## EXERCISE INSTRUCTIONS
Copy every line that holds "JSON".

─── RECORDS SHOWN ───

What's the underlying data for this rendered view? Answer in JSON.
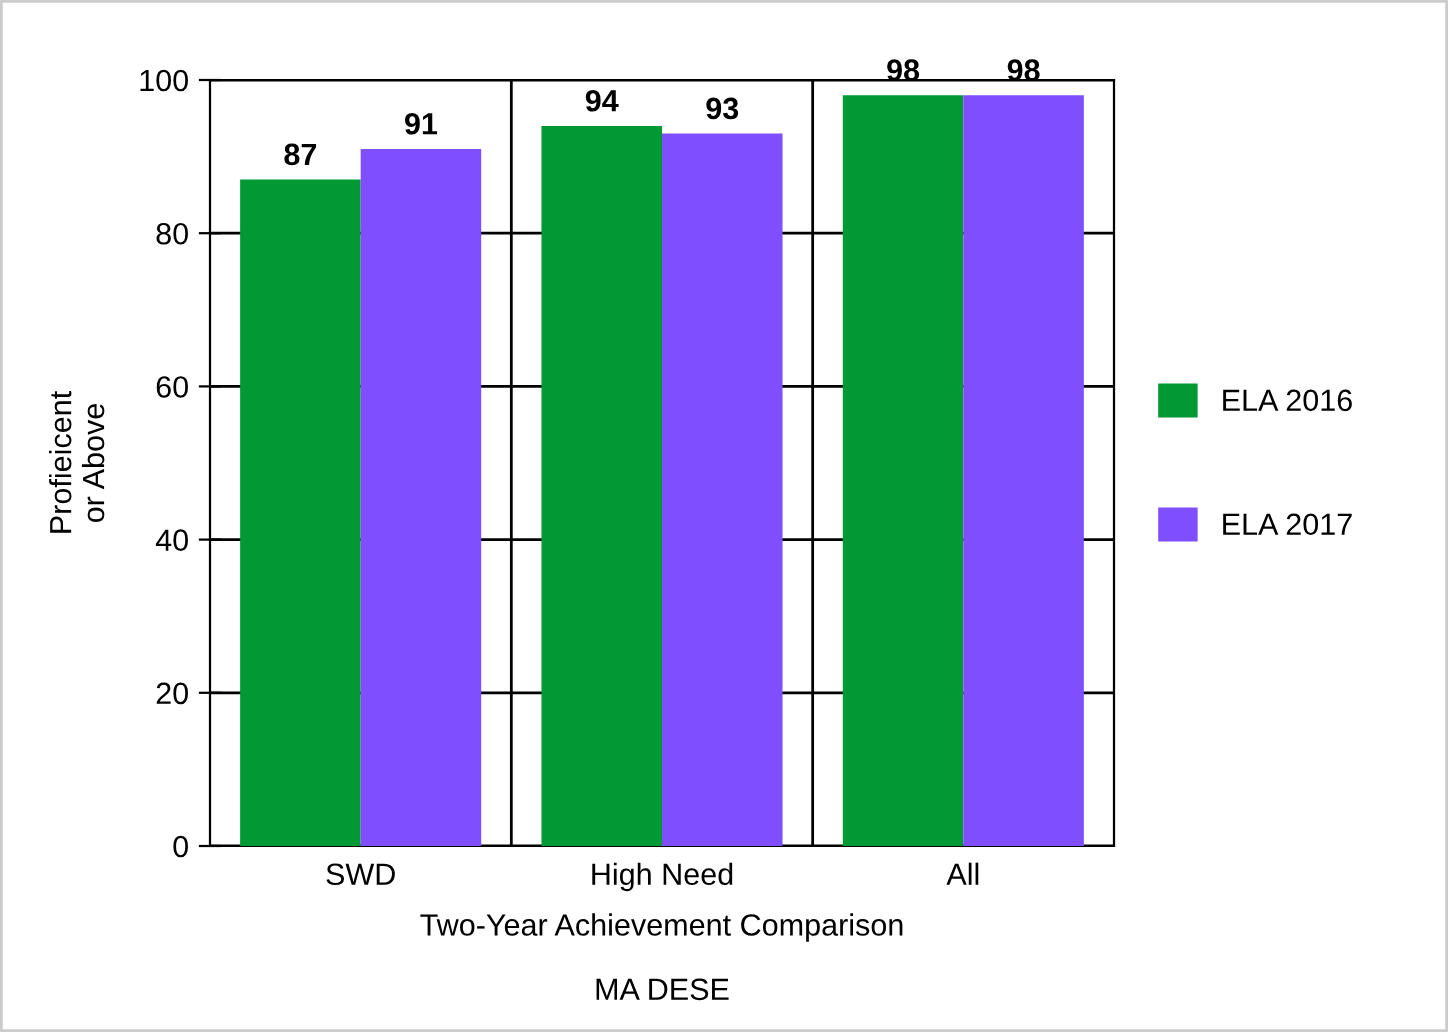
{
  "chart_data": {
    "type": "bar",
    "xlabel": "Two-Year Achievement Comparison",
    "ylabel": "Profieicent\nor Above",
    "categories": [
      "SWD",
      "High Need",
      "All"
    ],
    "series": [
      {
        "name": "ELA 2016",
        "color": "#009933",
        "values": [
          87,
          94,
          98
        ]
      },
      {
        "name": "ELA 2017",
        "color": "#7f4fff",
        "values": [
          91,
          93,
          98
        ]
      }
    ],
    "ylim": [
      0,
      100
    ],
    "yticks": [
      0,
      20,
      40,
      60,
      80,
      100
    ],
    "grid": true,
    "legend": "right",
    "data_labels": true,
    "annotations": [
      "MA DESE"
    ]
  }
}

───
─── RECORDS SHOWN ───

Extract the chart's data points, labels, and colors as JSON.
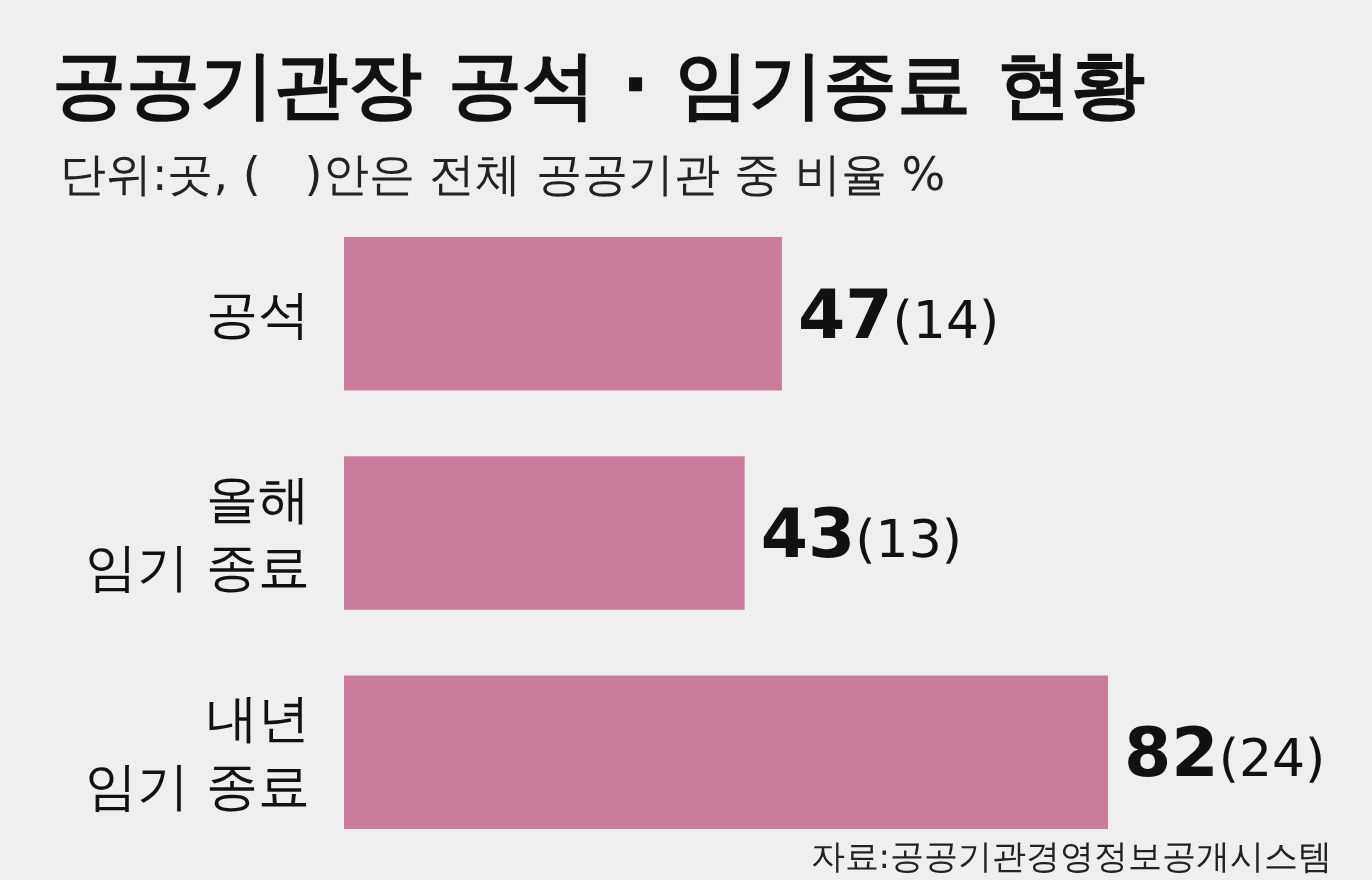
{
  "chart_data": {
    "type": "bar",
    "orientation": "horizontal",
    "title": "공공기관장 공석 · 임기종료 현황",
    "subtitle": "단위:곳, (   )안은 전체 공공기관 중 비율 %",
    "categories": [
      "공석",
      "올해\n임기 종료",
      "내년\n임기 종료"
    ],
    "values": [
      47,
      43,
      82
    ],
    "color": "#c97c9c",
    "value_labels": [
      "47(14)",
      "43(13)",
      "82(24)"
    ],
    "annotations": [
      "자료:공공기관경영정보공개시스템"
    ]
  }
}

───

## EXERCISE RESPONSE
What's the underlying data for this rendered view? Answer in JSON.
Extract the chart's data points, labels, and colors as JSON.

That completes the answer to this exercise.